--- WHAT IS BEING ASKED ---
Count how many lines of the material below have the word "General" and give only the number.
········
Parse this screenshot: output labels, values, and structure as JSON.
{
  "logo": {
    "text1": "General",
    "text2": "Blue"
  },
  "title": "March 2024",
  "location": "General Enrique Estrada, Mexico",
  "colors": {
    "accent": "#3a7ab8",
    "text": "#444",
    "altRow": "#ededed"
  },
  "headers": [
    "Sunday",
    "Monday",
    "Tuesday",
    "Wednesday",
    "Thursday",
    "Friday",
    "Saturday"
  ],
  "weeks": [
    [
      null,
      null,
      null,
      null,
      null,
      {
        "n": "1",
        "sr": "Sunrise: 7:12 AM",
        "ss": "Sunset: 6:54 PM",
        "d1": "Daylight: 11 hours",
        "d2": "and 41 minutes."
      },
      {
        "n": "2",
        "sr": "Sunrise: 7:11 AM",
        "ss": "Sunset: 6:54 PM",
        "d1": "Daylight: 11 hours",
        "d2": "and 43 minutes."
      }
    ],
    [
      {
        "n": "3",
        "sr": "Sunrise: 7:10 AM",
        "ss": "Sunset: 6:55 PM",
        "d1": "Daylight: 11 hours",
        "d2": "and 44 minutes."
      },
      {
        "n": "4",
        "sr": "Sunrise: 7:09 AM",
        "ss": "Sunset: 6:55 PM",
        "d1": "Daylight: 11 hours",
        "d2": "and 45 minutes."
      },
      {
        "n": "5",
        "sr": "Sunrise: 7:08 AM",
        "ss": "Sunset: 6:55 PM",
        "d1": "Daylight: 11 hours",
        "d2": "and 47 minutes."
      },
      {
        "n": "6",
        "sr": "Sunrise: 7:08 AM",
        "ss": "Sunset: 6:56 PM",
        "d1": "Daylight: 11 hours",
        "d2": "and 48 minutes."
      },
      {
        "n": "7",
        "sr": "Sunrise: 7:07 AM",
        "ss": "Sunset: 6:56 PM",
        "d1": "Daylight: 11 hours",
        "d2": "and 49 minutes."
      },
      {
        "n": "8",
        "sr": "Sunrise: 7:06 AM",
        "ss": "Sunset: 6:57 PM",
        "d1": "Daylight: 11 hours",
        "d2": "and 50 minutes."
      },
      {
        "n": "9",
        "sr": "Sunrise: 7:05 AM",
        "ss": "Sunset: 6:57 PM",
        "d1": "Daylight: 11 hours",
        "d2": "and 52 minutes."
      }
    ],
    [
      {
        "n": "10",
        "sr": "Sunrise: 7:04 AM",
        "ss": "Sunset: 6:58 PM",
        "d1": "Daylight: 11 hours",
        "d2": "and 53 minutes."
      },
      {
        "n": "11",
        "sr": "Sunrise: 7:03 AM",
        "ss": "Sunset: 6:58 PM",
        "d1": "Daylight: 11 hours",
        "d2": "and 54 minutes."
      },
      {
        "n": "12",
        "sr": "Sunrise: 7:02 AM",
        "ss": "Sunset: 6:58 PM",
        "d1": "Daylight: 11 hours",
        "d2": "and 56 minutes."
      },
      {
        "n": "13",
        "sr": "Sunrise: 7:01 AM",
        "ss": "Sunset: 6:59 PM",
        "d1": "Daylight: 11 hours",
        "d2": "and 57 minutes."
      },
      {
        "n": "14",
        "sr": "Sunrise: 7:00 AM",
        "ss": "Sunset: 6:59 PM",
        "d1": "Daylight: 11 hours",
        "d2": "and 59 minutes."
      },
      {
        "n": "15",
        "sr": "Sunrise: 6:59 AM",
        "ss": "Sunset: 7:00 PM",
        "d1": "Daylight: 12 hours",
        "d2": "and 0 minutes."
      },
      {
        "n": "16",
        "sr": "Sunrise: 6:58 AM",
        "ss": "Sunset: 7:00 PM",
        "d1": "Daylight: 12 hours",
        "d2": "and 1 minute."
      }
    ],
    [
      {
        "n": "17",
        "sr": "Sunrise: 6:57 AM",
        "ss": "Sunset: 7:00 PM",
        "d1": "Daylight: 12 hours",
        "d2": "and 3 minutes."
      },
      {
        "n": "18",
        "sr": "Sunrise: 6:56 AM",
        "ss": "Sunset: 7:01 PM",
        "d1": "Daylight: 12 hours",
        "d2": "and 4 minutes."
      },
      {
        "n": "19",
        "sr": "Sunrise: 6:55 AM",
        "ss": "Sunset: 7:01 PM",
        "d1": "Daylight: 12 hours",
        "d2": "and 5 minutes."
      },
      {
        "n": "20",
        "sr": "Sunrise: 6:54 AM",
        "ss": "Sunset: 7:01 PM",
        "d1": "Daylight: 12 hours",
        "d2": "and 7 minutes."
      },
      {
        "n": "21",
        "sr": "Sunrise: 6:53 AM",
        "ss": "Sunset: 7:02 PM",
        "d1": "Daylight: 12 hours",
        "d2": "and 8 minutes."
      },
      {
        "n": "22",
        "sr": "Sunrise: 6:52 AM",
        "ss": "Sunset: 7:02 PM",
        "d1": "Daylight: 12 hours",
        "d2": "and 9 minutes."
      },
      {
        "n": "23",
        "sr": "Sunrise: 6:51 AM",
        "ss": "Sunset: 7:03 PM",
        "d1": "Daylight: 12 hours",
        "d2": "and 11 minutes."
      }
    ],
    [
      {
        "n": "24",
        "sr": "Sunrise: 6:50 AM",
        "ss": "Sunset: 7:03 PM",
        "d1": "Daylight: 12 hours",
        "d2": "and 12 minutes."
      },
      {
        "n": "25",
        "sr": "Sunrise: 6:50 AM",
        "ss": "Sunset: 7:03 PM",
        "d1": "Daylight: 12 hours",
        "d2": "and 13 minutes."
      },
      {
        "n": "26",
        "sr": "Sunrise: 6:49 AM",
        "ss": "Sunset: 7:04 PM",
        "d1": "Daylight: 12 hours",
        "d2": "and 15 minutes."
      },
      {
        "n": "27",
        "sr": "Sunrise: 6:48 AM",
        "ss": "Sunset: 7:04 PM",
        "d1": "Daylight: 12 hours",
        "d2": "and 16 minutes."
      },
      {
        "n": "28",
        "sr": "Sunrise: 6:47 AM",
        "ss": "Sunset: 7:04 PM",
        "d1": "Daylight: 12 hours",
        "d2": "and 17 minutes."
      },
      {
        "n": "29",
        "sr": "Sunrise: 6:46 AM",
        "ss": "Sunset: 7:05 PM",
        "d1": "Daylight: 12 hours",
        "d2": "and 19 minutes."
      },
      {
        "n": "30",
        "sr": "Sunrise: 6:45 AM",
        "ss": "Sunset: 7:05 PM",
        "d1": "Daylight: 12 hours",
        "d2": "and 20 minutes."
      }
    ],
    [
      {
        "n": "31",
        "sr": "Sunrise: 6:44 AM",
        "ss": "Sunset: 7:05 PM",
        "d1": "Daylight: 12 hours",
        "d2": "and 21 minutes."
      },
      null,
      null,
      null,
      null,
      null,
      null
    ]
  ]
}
········
--- EXERCISE SOLUTION ---
2